• PROBLEM TO WORK ON: Write each record again exactly as it stands.

• THE DATA:

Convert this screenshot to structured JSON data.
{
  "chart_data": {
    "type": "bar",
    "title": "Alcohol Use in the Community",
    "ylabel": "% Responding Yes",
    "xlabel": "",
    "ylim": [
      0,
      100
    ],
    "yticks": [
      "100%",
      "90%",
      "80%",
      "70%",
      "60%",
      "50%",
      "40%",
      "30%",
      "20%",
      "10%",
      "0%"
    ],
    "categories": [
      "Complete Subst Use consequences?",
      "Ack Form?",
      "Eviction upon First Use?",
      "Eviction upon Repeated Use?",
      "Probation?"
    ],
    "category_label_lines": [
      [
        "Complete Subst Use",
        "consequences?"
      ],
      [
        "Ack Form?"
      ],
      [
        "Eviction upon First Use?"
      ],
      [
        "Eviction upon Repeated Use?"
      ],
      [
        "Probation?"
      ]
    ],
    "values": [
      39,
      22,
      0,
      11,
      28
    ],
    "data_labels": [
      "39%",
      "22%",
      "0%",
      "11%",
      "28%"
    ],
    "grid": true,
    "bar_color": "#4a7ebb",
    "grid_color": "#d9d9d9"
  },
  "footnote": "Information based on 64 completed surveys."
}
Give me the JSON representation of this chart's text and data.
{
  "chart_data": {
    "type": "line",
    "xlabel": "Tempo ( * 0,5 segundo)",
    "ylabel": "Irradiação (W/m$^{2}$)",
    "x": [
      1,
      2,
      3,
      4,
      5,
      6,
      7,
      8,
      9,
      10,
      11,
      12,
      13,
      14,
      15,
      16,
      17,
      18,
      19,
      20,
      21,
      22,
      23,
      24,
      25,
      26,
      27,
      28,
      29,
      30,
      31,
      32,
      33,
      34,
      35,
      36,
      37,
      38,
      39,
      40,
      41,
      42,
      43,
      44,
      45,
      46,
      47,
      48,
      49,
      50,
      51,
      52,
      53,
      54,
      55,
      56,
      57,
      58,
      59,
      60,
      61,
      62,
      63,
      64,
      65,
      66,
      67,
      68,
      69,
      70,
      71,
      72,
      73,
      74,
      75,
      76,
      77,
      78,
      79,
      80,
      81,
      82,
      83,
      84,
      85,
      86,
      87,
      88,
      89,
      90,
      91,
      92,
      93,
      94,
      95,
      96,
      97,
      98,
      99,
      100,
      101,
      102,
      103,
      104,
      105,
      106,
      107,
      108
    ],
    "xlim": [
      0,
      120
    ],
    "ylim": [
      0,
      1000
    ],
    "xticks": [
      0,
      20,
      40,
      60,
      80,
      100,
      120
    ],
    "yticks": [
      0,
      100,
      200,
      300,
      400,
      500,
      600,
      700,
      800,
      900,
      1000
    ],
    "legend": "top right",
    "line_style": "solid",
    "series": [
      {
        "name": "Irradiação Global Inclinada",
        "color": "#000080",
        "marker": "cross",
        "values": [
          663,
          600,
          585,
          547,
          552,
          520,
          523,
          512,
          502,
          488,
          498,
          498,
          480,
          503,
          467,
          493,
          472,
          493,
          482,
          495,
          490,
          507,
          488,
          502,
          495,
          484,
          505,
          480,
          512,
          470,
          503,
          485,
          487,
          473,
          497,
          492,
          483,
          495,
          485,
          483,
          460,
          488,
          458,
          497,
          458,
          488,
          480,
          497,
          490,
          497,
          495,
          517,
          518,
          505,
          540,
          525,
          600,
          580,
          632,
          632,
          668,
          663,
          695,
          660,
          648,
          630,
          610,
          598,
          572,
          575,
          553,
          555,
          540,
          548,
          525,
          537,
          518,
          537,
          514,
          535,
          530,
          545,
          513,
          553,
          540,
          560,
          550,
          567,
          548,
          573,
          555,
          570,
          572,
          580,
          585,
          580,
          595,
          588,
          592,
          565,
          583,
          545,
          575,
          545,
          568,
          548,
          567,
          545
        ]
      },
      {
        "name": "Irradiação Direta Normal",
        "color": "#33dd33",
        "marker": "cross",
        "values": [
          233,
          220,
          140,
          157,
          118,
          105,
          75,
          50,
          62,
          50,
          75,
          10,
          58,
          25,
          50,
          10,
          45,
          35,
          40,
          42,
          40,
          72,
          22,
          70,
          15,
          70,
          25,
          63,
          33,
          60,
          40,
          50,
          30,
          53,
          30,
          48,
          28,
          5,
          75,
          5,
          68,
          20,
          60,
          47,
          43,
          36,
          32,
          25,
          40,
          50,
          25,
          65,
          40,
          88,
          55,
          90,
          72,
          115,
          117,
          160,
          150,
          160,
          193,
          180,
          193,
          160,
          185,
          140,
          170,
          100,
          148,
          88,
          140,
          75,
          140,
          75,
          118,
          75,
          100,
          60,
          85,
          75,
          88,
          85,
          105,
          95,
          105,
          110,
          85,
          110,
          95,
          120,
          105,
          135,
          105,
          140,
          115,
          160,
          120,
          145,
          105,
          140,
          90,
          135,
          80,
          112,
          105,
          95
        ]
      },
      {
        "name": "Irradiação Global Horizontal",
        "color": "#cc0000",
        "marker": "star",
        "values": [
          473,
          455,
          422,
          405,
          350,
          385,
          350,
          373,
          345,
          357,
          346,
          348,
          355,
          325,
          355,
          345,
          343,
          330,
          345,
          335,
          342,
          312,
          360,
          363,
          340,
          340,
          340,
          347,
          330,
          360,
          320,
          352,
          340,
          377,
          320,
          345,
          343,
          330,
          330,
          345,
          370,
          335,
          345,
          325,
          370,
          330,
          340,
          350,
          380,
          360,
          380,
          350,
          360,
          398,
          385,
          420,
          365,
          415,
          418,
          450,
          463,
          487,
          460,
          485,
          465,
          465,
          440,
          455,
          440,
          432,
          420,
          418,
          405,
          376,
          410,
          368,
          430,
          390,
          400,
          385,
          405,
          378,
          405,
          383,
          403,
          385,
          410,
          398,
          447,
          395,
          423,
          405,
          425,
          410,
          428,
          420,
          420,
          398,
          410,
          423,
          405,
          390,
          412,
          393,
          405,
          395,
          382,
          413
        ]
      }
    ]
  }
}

• THE REPLY:
Convert this screenshot to structured JSON data.
{
  "chart_data": {
    "type": "bar",
    "title": "Alcohol Use in the Community",
    "ylabel": "% Responding Yes",
    "xlabel": "",
    "ylim": [
      0,
      100
    ],
    "yticks": [
      "100%",
      "90%",
      "80%",
      "70%",
      "60%",
      "50%",
      "40%",
      "30%",
      "20%",
      "10%",
      "0%"
    ],
    "categories": [
      "Complete Subst Use consequences?",
      "Ack Form?",
      "Eviction upon First Use?",
      "Eviction upon Repeated Use?",
      "Probation?"
    ],
    "category_label_lines": [
      [
        "Complete Subst Use",
        "consequences?"
      ],
      [
        "Ack Form?"
      ],
      [
        "Eviction upon First Use?"
      ],
      [
        "Eviction upon Repeated Use?"
      ],
      [
        "Probation?"
      ]
    ],
    "values": [
      39,
      22,
      0,
      11,
      28
    ],
    "data_labels": [
      "39%",
      "22%",
      "0%",
      "11%",
      "28%"
    ],
    "grid": true,
    "bar_color": "#4a7ebb",
    "grid_color": "#d9d9d9"
  },
  "footnote": "Information based on 64 completed surveys."
}
Give me the JSON representation of this chart's text and data.
{
  "chart_data": {
    "type": "line",
    "xlabel": "Tempo ( * 0,5 segundo)",
    "ylabel": "Irradiação (W/m$^{2}$)",
    "x": [
      1,
      2,
      3,
      4,
      5,
      6,
      7,
      8,
      9,
      10,
      11,
      12,
      13,
      14,
      15,
      16,
      17,
      18,
      19,
      20,
      21,
      22,
      23,
      24,
      25,
      26,
      27,
      28,
      29,
      30,
      31,
      32,
      33,
      34,
      35,
      36,
      37,
      38,
      39,
      40,
      41,
      42,
      43,
      44,
      45,
      46,
      47,
      48,
      49,
      50,
      51,
      52,
      53,
      54,
      55,
      56,
      57,
      58,
      59,
      60,
      61,
      62,
      63,
      64,
      65,
      66,
      67,
      68,
      69,
      70,
      71,
      72,
      73,
      74,
      75,
      76,
      77,
      78,
      79,
      80,
      81,
      82,
      83,
      84,
      85,
      86,
      87,
      88,
      89,
      90,
      91,
      92,
      93,
      94,
      95,
      96,
      97,
      98,
      99,
      100,
      101,
      102,
      103,
      104,
      105,
      106,
      107,
      108
    ],
    "xlim": [
      0,
      120
    ],
    "ylim": [
      0,
      1000
    ],
    "xticks": [
      0,
      20,
      40,
      60,
      80,
      100,
      120
    ],
    "yticks": [
      0,
      100,
      200,
      300,
      400,
      500,
      600,
      700,
      800,
      900,
      1000
    ],
    "legend": "top right",
    "line_style": "solid",
    "series": [
      {
        "name": "Irradiação Global Inclinada",
        "color": "#000080",
        "marker": "cross",
        "values": [
          663,
          600,
          585,
          547,
          552,
          520,
          523,
          512,
          502,
          488,
          498,
          498,
          480,
          503,
          467,
          493,
          472,
          493,
          482,
          495,
          490,
          507,
          488,
          502,
          495,
          484,
          505,
          480,
          512,
          470,
          503,
          485,
          487,
          473,
          497,
          492,
          483,
          495,
          485,
          483,
          460,
          488,
          458,
          497,
          458,
          488,
          480,
          497,
          490,
          497,
          495,
          517,
          518,
          505,
          540,
          525,
          600,
          580,
          632,
          632,
          668,
          663,
          695,
          660,
          648,
          630,
          610,
          598,
          572,
          575,
          553,
          555,
          540,
          548,
          525,
          537,
          518,
          537,
          514,
          535,
          530,
          545,
          513,
          553,
          540,
          560,
          550,
          567,
          548,
          573,
          555,
          570,
          572,
          580,
          585,
          580,
          595,
          588,
          592,
          565,
          583,
          545,
          575,
          545,
          568,
          548,
          567,
          545
        ]
      },
      {
        "name": "Irradiação Direta Normal",
        "color": "#33dd33",
        "marker": "cross",
        "values": [
          233,
          220,
          140,
          157,
          118,
          105,
          75,
          50,
          62,
          50,
          75,
          10,
          58,
          25,
          50,
          10,
          45,
          35,
          40,
          42,
          40,
          72,
          22,
          70,
          15,
          70,
          25,
          63,
          33,
          60,
          40,
          50,
          30,
          53,
          30,
          48,
          28,
          5,
          75,
          5,
          68,
          20,
          60,
          47,
          43,
          36,
          32,
          25,
          40,
          50,
          25,
          65,
          40,
          88,
          55,
          90,
          72,
          115,
          117,
          160,
          150,
          160,
          193,
          180,
          193,
          160,
          185,
          140,
          170,
          100,
          148,
          88,
          140,
          75,
          140,
          75,
          118,
          75,
          100,
          60,
          85,
          75,
          88,
          85,
          105,
          95,
          105,
          110,
          85,
          110,
          95,
          120,
          105,
          135,
          105,
          140,
          115,
          160,
          120,
          145,
          105,
          140,
          90,
          135,
          80,
          112,
          105,
          95
        ]
      },
      {
        "name": "Irradiação Global Horizontal",
        "color": "#cc0000",
        "marker": "star",
        "values": [
          473,
          455,
          422,
          405,
          350,
          385,
          350,
          373,
          345,
          357,
          346,
          348,
          355,
          325,
          355,
          345,
          343,
          330,
          345,
          335,
          342,
          312,
          360,
          363,
          340,
          340,
          340,
          347,
          330,
          360,
          320,
          352,
          340,
          377,
          320,
          345,
          343,
          330,
          330,
          345,
          370,
          335,
          345,
          325,
          370,
          330,
          340,
          350,
          380,
          360,
          380,
          350,
          360,
          398,
          385,
          420,
          365,
          415,
          418,
          450,
          463,
          487,
          460,
          485,
          465,
          465,
          440,
          455,
          440,
          432,
          420,
          418,
          405,
          376,
          410,
          368,
          430,
          390,
          400,
          385,
          405,
          378,
          405,
          383,
          403,
          385,
          410,
          398,
          447,
          395,
          423,
          405,
          425,
          410,
          428,
          420,
          420,
          398,
          410,
          423,
          405,
          390,
          412,
          393,
          405,
          395,
          382,
          413
        ]
      }
    ]
  }
}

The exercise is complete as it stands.